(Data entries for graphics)
□ □ □ □ □
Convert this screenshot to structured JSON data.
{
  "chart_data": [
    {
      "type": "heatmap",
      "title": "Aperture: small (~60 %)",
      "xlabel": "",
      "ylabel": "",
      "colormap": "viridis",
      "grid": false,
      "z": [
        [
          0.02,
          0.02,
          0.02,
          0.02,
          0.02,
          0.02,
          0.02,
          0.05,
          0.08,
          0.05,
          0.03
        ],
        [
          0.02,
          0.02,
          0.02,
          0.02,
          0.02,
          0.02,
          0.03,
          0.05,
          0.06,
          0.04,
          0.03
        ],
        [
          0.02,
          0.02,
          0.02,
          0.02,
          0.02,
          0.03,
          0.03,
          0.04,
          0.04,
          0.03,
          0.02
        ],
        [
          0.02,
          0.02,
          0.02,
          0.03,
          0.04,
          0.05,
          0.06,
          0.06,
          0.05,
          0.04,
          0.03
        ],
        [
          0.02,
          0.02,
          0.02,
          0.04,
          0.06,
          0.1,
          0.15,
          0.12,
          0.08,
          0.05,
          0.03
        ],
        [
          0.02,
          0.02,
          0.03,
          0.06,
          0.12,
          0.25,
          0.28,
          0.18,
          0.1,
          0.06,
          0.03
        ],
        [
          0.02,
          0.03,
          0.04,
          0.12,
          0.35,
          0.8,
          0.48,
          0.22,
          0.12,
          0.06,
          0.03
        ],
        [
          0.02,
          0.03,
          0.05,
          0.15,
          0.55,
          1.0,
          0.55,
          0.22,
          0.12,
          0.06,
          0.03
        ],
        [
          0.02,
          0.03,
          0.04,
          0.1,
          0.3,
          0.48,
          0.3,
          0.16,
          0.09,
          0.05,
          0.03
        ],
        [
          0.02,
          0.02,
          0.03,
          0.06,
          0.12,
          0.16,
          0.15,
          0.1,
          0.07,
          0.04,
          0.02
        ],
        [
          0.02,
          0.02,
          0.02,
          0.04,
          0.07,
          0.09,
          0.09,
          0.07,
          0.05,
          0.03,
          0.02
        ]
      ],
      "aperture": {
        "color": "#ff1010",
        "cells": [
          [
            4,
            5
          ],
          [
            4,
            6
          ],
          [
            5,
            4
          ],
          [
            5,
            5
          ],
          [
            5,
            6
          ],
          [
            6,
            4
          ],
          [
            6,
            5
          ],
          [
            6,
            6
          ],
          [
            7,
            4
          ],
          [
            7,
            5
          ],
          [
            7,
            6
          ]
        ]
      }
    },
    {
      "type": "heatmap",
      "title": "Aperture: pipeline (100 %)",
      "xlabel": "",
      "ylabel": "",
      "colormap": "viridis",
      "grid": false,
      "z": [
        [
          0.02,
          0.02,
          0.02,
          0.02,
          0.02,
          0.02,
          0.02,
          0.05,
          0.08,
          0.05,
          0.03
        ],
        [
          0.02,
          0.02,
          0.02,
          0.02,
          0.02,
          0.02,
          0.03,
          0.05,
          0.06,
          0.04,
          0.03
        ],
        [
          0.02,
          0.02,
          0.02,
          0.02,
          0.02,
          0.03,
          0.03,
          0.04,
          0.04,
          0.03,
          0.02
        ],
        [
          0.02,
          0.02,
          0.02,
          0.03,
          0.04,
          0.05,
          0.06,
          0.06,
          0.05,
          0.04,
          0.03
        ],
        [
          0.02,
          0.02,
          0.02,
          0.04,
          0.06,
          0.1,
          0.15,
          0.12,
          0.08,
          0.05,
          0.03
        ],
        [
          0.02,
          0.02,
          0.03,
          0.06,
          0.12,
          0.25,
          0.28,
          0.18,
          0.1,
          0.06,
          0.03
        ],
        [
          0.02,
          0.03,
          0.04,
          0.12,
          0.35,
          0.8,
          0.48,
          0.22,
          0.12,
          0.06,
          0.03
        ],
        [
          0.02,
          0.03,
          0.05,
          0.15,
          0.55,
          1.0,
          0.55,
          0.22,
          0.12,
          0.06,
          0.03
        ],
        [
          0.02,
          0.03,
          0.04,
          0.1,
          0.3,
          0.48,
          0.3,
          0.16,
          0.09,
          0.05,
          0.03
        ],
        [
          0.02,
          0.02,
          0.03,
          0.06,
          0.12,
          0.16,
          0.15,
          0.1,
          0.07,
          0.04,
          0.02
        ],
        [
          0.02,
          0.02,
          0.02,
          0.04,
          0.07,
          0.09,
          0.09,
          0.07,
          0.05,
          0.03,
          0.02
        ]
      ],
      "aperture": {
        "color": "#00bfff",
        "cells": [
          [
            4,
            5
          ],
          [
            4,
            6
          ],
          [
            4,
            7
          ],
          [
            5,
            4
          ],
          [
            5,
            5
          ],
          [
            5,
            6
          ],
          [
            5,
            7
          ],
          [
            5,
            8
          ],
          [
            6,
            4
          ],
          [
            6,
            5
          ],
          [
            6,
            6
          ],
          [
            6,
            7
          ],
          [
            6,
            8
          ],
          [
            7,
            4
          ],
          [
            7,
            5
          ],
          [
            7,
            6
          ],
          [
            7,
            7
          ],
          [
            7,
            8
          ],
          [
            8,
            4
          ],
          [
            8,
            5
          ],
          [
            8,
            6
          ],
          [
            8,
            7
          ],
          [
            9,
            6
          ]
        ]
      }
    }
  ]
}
□ □ □ □ □
Set all of the records down again, exactly as they stand.

**Solution to the exercise:**
Convert this screenshot to structured JSON data.
{
  "chart_data": [
    {
      "type": "heatmap",
      "title": "Aperture: small (~60 %)",
      "xlabel": "",
      "ylabel": "",
      "colormap": "viridis",
      "grid": false,
      "z": [
        [
          0.02,
          0.02,
          0.02,
          0.02,
          0.02,
          0.02,
          0.02,
          0.05,
          0.08,
          0.05,
          0.03
        ],
        [
          0.02,
          0.02,
          0.02,
          0.02,
          0.02,
          0.02,
          0.03,
          0.05,
          0.06,
          0.04,
          0.03
        ],
        [
          0.02,
          0.02,
          0.02,
          0.02,
          0.02,
          0.03,
          0.03,
          0.04,
          0.04,
          0.03,
          0.02
        ],
        [
          0.02,
          0.02,
          0.02,
          0.03,
          0.04,
          0.05,
          0.06,
          0.06,
          0.05,
          0.04,
          0.03
        ],
        [
          0.02,
          0.02,
          0.02,
          0.04,
          0.06,
          0.1,
          0.15,
          0.12,
          0.08,
          0.05,
          0.03
        ],
        [
          0.02,
          0.02,
          0.03,
          0.06,
          0.12,
          0.25,
          0.28,
          0.18,
          0.1,
          0.06,
          0.03
        ],
        [
          0.02,
          0.03,
          0.04,
          0.12,
          0.35,
          0.8,
          0.48,
          0.22,
          0.12,
          0.06,
          0.03
        ],
        [
          0.02,
          0.03,
          0.05,
          0.15,
          0.55,
          1.0,
          0.55,
          0.22,
          0.12,
          0.06,
          0.03
        ],
        [
          0.02,
          0.03,
          0.04,
          0.1,
          0.3,
          0.48,
          0.3,
          0.16,
          0.09,
          0.05,
          0.03
        ],
        [
          0.02,
          0.02,
          0.03,
          0.06,
          0.12,
          0.16,
          0.15,
          0.1,
          0.07,
          0.04,
          0.02
        ],
        [
          0.02,
          0.02,
          0.02,
          0.04,
          0.07,
          0.09,
          0.09,
          0.07,
          0.05,
          0.03,
          0.02
        ]
      ],
      "aperture": {
        "color": "#ff1010",
        "cells": [
          [
            4,
            5
          ],
          [
            4,
            6
          ],
          [
            5,
            4
          ],
          [
            5,
            5
          ],
          [
            5,
            6
          ],
          [
            6,
            4
          ],
          [
            6,
            5
          ],
          [
            6,
            6
          ],
          [
            7,
            4
          ],
          [
            7,
            5
          ],
          [
            7,
            6
          ]
        ]
      }
    },
    {
      "type": "heatmap",
      "title": "Aperture: pipeline (100 %)",
      "xlabel": "",
      "ylabel": "",
      "colormap": "viridis",
      "grid": false,
      "z": [
        [
          0.02,
          0.02,
          0.02,
          0.02,
          0.02,
          0.02,
          0.02,
          0.05,
          0.08,
          0.05,
          0.03
        ],
        [
          0.02,
          0.02,
          0.02,
          0.02,
          0.02,
          0.02,
          0.03,
          0.05,
          0.06,
          0.04,
          0.03
        ],
        [
          0.02,
          0.02,
          0.02,
          0.02,
          0.02,
          0.03,
          0.03,
          0.04,
          0.04,
          0.03,
          0.02
        ],
        [
          0.02,
          0.02,
          0.02,
          0.03,
          0.04,
          0.05,
          0.06,
          0.06,
          0.05,
          0.04,
          0.03
        ],
        [
          0.02,
          0.02,
          0.02,
          0.04,
          0.06,
          0.1,
          0.15,
          0.12,
          0.08,
          0.05,
          0.03
        ],
        [
          0.02,
          0.02,
          0.03,
          0.06,
          0.12,
          0.25,
          0.28,
          0.18,
          0.1,
          0.06,
          0.03
        ],
        [
          0.02,
          0.03,
          0.04,
          0.12,
          0.35,
          0.8,
          0.48,
          0.22,
          0.12,
          0.06,
          0.03
        ],
        [
          0.02,
          0.03,
          0.05,
          0.15,
          0.55,
          1.0,
          0.55,
          0.22,
          0.12,
          0.06,
          0.03
        ],
        [
          0.02,
          0.03,
          0.04,
          0.1,
          0.3,
          0.48,
          0.3,
          0.16,
          0.09,
          0.05,
          0.03
        ],
        [
          0.02,
          0.02,
          0.03,
          0.06,
          0.12,
          0.16,
          0.15,
          0.1,
          0.07,
          0.04,
          0.02
        ],
        [
          0.02,
          0.02,
          0.02,
          0.04,
          0.07,
          0.09,
          0.09,
          0.07,
          0.05,
          0.03,
          0.02
        ]
      ],
      "aperture": {
        "color": "#00bfff",
        "cells": [
          [
            4,
            5
          ],
          [
            4,
            6
          ],
          [
            4,
            7
          ],
          [
            5,
            4
          ],
          [
            5,
            5
          ],
          [
            5,
            6
          ],
          [
            5,
            7
          ],
          [
            5,
            8
          ],
          [
            6,
            4
          ],
          [
            6,
            5
          ],
          [
            6,
            6
          ],
          [
            6,
            7
          ],
          [
            6,
            8
          ],
          [
            7,
            4
          ],
          [
            7,
            5
          ],
          [
            7,
            6
          ],
          [
            7,
            7
          ],
          [
            7,
            8
          ],
          [
            8,
            4
          ],
          [
            8,
            5
          ],
          [
            8,
            6
          ],
          [
            8,
            7
          ],
          [
            9,
            6
          ]
        ]
      }
    }
  ]
}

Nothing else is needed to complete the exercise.